#### CHALLENGE:
Reproduce every record below exactly as written, leaving out any pictures.

(Stored entries)
++++++++++

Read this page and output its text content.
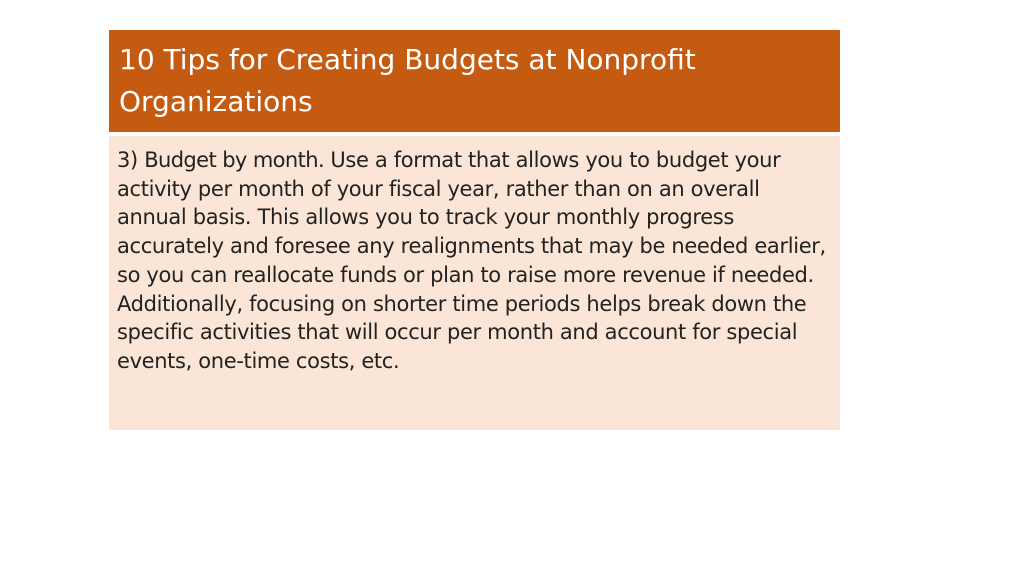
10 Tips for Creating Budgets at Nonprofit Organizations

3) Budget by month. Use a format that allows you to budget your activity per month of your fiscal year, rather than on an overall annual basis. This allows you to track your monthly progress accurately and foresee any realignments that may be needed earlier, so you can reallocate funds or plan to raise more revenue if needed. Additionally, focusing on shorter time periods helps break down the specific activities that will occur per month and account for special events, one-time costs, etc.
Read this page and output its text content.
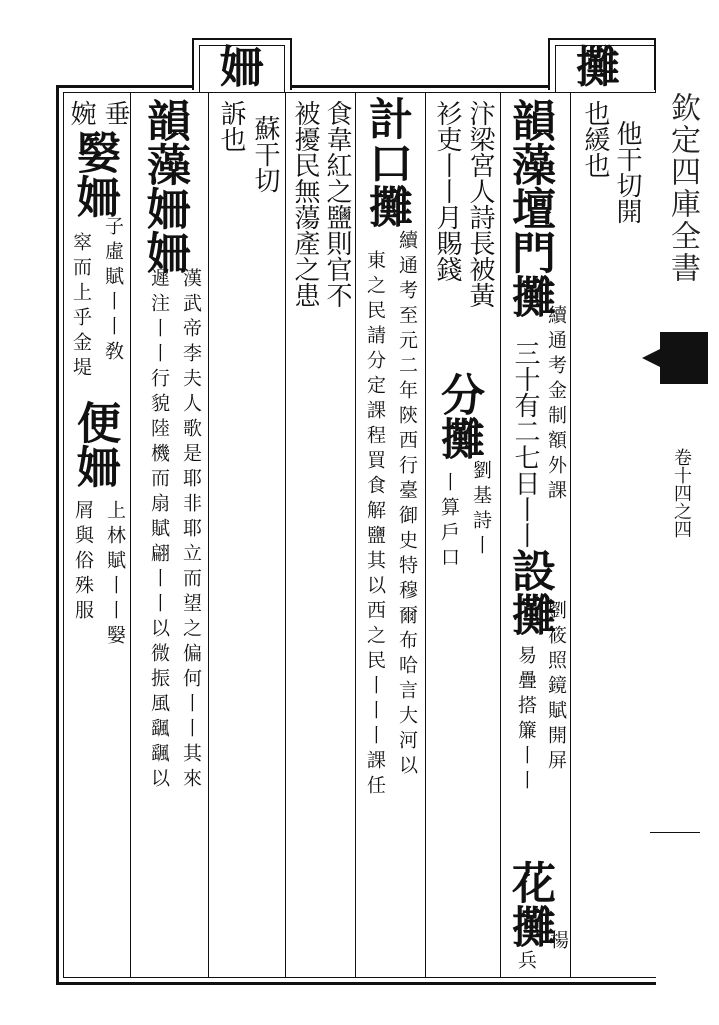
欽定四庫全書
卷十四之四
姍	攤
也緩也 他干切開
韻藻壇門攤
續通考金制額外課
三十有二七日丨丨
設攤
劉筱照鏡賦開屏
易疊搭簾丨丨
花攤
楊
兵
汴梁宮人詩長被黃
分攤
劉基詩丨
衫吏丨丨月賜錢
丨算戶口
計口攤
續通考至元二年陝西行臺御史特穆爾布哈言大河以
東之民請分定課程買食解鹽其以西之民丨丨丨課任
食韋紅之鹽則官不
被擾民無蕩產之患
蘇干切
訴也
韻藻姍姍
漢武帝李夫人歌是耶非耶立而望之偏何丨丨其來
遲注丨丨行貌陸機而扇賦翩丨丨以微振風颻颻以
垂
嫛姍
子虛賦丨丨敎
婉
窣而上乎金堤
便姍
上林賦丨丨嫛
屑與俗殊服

++++++++++

#### RESULT FOR THIS TASK:
Read this page and output its text content.
10 Tips for Creating Budgets at Nonprofit Organizations

3) Budget by month. Use a format that allows you to budget your activity per month of your fiscal year, rather than on an overall annual basis. This allows you to track your monthly progress accurately and foresee any realignments that may be needed earlier, so you can reallocate funds or plan to raise more revenue if needed. Additionally, focusing on shorter time periods helps break down the specific activities that will occur per month and account for special events, one-time costs, etc.
Read this page and output its text content.
欽定四庫全書
卷十四之四
姍	攤
也緩也 他干切開
韻藻壇門攤
續通考金制額外課
三十有二七日丨丨
設攤
劉筱照鏡賦開屏
易疊搭簾丨丨
花攤
楊
兵
汴梁宮人詩長被黃
分攤
劉基詩丨
衫吏丨丨月賜錢
丨算戶口
計口攤
續通考至元二年陝西行臺御史特穆爾布哈言大河以
東之民請分定課程買食解鹽其以西之民丨丨丨課任
食韋紅之鹽則官不
被擾民無蕩產之患
蘇干切
訴也
韻藻姍姍
漢武帝李夫人歌是耶非耶立而望之偏何丨丨其來
遲注丨丨行貌陸機而扇賦翩丨丨以微振風颻颻以
垂
嫛姍
子虛賦丨丨敎
婉
窣而上乎金堤
便姍
上林賦丨丨嫛
屑與俗殊服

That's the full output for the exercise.